═══ Supplied records ═══
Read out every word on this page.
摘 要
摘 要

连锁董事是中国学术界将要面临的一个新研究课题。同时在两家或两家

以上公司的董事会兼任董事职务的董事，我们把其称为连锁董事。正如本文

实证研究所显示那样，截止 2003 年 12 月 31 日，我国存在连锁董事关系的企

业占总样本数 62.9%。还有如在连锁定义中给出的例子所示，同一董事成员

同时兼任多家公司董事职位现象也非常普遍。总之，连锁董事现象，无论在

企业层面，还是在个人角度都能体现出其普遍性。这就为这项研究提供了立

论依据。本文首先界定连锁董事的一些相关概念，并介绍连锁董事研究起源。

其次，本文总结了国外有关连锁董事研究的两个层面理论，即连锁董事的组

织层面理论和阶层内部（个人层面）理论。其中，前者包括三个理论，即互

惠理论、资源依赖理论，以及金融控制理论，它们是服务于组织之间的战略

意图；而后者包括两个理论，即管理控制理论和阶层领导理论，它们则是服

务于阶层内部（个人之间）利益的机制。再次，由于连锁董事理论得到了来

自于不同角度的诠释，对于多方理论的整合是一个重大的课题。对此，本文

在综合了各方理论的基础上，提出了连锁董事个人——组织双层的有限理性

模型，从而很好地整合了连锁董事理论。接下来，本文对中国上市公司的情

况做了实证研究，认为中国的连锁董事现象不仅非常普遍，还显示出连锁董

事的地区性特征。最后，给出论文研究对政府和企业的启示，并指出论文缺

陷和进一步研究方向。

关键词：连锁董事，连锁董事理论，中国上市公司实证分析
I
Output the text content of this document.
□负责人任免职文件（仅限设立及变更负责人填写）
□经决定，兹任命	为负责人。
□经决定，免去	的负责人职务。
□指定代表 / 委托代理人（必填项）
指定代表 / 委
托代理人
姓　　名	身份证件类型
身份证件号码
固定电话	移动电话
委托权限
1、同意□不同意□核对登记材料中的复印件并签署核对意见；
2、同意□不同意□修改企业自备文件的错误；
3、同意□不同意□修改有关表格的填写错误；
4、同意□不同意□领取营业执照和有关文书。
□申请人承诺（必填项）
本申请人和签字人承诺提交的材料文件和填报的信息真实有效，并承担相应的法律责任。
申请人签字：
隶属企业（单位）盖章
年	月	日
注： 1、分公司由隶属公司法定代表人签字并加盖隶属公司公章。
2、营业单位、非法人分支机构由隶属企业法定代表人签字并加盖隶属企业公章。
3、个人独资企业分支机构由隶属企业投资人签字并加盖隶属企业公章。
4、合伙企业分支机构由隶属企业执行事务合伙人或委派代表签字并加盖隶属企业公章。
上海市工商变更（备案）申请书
═══
Restate the records, all of them, precisely as written.

Read out every word on this page.
摘 要
摘 要

连锁董事是中国学术界将要面临的一个新研究课题。同时在两家或两家

以上公司的董事会兼任董事职务的董事，我们把其称为连锁董事。正如本文

实证研究所显示那样，截止 2003 年 12 月 31 日，我国存在连锁董事关系的企

业占总样本数 62.9%。还有如在连锁定义中给出的例子所示，同一董事成员

同时兼任多家公司董事职位现象也非常普遍。总之，连锁董事现象，无论在

企业层面，还是在个人角度都能体现出其普遍性。这就为这项研究提供了立

论依据。本文首先界定连锁董事的一些相关概念，并介绍连锁董事研究起源。

其次，本文总结了国外有关连锁董事研究的两个层面理论，即连锁董事的组

织层面理论和阶层内部（个人层面）理论。其中，前者包括三个理论，即互

惠理论、资源依赖理论，以及金融控制理论，它们是服务于组织之间的战略

意图；而后者包括两个理论，即管理控制理论和阶层领导理论，它们则是服

务于阶层内部（个人之间）利益的机制。再次，由于连锁董事理论得到了来

自于不同角度的诠释，对于多方理论的整合是一个重大的课题。对此，本文

在综合了各方理论的基础上，提出了连锁董事个人——组织双层的有限理性

模型，从而很好地整合了连锁董事理论。接下来，本文对中国上市公司的情

况做了实证研究，认为中国的连锁董事现象不仅非常普遍，还显示出连锁董

事的地区性特征。最后，给出论文研究对政府和企业的启示，并指出论文缺

陷和进一步研究方向。

关键词：连锁董事，连锁董事理论，中国上市公司实证分析
I
Output the text content of this document.
□负责人任免职文件（仅限设立及变更负责人填写）
□经决定，兹任命	为负责人。
□经决定，免去	的负责人职务。
□指定代表 / 委托代理人（必填项）
指定代表 / 委
托代理人
姓　　名	身份证件类型
身份证件号码
固定电话	移动电话
委托权限
1、同意□不同意□核对登记材料中的复印件并签署核对意见；
2、同意□不同意□修改企业自备文件的错误；
3、同意□不同意□修改有关表格的填写错误；
4、同意□不同意□领取营业执照和有关文书。
□申请人承诺（必填项）
本申请人和签字人承诺提交的材料文件和填报的信息真实有效，并承担相应的法律责任。
申请人签字：
隶属企业（单位）盖章
年	月	日
注： 1、分公司由隶属公司法定代表人签字并加盖隶属公司公章。
2、营业单位、非法人分支机构由隶属企业法定代表人签字并加盖隶属企业公章。
3、个人独资企业分支机构由隶属企业投资人签字并加盖隶属企业公章。
4、合伙企业分支机构由隶属企业执行事务合伙人或委派代表签字并加盖隶属企业公章。
上海市工商变更（备案）申请书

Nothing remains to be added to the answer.